» DATA SUPPLIED
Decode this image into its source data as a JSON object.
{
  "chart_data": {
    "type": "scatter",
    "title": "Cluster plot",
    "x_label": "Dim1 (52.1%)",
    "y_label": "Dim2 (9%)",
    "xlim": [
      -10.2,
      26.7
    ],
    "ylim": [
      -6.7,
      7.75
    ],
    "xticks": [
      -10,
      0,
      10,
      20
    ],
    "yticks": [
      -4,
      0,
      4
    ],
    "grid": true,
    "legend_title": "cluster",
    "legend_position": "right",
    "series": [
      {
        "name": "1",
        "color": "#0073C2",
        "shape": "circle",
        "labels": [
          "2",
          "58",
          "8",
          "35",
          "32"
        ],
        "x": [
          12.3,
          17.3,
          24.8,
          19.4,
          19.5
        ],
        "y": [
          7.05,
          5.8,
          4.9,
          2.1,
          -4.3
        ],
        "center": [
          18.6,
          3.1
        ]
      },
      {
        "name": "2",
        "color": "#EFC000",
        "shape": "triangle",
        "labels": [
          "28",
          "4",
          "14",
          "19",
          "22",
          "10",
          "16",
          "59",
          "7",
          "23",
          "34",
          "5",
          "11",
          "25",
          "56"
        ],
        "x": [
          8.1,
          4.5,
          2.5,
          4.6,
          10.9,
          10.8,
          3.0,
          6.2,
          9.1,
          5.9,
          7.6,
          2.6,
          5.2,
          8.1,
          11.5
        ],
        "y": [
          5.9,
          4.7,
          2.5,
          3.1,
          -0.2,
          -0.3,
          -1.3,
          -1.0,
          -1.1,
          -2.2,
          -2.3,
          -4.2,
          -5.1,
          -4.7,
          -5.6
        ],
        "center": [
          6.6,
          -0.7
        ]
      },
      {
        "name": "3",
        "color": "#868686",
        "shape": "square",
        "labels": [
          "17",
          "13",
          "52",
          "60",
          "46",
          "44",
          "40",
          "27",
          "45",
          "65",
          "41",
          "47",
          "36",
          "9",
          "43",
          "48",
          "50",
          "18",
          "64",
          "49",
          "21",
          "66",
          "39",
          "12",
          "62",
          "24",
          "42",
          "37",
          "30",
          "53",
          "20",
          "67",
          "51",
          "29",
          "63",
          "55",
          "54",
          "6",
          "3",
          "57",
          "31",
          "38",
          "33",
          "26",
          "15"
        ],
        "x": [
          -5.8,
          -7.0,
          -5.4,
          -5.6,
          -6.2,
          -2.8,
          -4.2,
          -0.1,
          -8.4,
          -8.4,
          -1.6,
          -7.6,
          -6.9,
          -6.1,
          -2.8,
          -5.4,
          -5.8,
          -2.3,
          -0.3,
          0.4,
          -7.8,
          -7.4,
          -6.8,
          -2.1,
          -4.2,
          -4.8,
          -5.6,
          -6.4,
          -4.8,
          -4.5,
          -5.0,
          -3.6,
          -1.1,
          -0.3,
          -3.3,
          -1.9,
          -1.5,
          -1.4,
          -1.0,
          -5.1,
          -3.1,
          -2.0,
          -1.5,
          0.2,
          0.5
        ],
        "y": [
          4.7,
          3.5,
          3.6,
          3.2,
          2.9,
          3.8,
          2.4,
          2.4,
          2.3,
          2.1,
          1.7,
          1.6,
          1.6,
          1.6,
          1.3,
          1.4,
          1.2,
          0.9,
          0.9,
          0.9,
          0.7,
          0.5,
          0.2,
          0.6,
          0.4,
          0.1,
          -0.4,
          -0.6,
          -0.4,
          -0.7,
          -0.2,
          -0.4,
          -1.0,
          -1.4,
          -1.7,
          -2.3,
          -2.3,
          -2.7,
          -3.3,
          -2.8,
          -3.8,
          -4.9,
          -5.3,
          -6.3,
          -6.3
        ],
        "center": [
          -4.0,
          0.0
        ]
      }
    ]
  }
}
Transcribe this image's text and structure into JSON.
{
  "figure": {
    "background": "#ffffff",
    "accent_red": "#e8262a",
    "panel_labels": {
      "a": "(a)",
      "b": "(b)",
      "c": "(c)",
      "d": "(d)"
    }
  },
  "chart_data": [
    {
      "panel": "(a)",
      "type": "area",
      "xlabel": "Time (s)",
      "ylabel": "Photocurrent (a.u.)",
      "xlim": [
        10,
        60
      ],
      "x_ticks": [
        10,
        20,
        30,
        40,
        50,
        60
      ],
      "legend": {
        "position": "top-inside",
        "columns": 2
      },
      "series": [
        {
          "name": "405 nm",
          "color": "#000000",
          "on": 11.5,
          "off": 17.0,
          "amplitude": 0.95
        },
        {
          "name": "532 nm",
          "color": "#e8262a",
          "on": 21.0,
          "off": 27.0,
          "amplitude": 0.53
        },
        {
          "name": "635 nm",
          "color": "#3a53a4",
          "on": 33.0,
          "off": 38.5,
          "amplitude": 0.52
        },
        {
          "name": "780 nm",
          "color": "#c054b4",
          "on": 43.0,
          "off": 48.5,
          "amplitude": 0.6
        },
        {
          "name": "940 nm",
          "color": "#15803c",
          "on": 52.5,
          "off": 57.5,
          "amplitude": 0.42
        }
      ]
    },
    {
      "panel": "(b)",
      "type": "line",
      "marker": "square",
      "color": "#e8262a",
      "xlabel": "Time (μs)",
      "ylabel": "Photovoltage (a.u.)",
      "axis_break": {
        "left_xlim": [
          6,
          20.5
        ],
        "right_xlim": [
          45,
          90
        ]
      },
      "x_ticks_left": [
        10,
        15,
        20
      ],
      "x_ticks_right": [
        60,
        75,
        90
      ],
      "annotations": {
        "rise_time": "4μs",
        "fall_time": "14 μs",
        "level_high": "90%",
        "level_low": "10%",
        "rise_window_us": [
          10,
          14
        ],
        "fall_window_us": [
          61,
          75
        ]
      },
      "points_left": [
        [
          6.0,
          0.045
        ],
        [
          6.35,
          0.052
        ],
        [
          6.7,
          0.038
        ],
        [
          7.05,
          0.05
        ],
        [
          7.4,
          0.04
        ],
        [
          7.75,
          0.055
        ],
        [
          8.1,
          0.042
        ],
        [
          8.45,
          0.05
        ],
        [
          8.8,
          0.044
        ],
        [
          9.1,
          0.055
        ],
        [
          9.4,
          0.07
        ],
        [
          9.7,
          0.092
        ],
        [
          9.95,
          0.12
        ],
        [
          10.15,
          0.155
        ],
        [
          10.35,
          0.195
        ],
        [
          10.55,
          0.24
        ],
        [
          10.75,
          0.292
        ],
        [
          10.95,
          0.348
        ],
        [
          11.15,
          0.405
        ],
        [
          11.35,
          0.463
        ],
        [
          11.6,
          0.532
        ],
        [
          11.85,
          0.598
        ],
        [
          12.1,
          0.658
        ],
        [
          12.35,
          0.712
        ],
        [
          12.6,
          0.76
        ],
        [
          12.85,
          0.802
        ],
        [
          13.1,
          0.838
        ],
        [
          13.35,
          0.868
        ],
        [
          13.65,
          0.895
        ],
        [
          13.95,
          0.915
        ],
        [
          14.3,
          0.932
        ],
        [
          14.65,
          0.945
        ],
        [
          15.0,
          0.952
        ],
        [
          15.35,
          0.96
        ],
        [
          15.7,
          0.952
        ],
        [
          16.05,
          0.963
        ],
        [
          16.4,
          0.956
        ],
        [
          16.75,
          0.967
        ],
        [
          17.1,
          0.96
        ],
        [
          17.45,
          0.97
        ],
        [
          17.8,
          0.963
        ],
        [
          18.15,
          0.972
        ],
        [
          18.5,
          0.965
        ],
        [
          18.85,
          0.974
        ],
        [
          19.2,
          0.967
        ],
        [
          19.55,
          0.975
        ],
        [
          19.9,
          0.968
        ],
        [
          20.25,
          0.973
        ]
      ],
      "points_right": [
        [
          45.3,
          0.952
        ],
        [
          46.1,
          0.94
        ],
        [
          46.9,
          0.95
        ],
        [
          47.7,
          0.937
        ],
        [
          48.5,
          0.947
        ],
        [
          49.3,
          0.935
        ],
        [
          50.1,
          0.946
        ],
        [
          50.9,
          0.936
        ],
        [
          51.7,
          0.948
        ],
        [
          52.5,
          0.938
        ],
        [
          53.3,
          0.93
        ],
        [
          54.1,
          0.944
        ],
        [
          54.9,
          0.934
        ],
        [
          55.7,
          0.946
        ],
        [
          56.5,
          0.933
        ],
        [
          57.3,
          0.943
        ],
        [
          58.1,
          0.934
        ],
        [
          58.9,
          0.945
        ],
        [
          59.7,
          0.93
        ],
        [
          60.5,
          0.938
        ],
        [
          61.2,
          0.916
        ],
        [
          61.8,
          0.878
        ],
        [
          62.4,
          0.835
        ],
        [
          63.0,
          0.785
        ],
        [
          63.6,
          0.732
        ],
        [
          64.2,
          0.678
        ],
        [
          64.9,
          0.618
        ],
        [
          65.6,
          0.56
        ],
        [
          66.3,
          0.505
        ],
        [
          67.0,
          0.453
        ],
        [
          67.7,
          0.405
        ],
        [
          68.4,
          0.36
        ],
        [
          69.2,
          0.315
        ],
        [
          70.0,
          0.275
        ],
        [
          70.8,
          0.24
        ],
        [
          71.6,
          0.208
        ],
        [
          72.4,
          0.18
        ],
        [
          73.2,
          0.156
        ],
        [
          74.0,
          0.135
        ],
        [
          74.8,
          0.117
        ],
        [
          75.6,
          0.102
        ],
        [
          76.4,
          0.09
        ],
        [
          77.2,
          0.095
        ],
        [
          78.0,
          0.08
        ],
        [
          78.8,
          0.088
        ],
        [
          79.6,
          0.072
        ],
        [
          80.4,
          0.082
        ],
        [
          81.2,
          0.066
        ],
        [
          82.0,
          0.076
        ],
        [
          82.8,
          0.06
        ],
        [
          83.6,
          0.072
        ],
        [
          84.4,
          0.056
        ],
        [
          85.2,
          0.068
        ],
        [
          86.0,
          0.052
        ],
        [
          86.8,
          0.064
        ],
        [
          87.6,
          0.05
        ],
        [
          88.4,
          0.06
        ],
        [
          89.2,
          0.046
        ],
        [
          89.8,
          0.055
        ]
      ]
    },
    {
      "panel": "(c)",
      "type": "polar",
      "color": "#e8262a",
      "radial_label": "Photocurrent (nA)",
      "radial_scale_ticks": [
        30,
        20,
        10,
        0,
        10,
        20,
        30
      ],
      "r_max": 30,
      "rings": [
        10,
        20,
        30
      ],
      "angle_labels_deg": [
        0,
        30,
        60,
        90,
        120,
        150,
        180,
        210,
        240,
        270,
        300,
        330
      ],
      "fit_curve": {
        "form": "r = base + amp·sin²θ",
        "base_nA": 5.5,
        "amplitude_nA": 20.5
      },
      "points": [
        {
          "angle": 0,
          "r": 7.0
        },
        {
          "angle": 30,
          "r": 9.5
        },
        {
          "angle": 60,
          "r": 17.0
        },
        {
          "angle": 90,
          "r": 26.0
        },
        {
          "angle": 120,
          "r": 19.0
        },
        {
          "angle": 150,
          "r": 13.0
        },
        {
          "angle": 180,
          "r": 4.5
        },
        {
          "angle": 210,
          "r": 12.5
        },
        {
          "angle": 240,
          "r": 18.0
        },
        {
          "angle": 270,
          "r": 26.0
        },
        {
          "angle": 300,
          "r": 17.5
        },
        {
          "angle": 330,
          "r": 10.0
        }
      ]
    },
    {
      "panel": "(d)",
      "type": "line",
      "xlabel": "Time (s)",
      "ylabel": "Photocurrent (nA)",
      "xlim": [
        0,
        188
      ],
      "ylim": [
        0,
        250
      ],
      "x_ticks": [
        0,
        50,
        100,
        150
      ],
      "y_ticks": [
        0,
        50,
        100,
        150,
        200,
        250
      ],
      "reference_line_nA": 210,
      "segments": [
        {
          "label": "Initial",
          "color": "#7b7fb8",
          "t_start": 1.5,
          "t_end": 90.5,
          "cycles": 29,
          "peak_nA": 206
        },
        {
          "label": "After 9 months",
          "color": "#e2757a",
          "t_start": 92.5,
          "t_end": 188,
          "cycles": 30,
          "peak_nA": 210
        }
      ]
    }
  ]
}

» WHAT IS EXPECTED
Go through the records above and copy every line with the word "image".

» RESULT
Decode this image into its source data as a JSON object.
Transcribe this image's text and structure into JSON.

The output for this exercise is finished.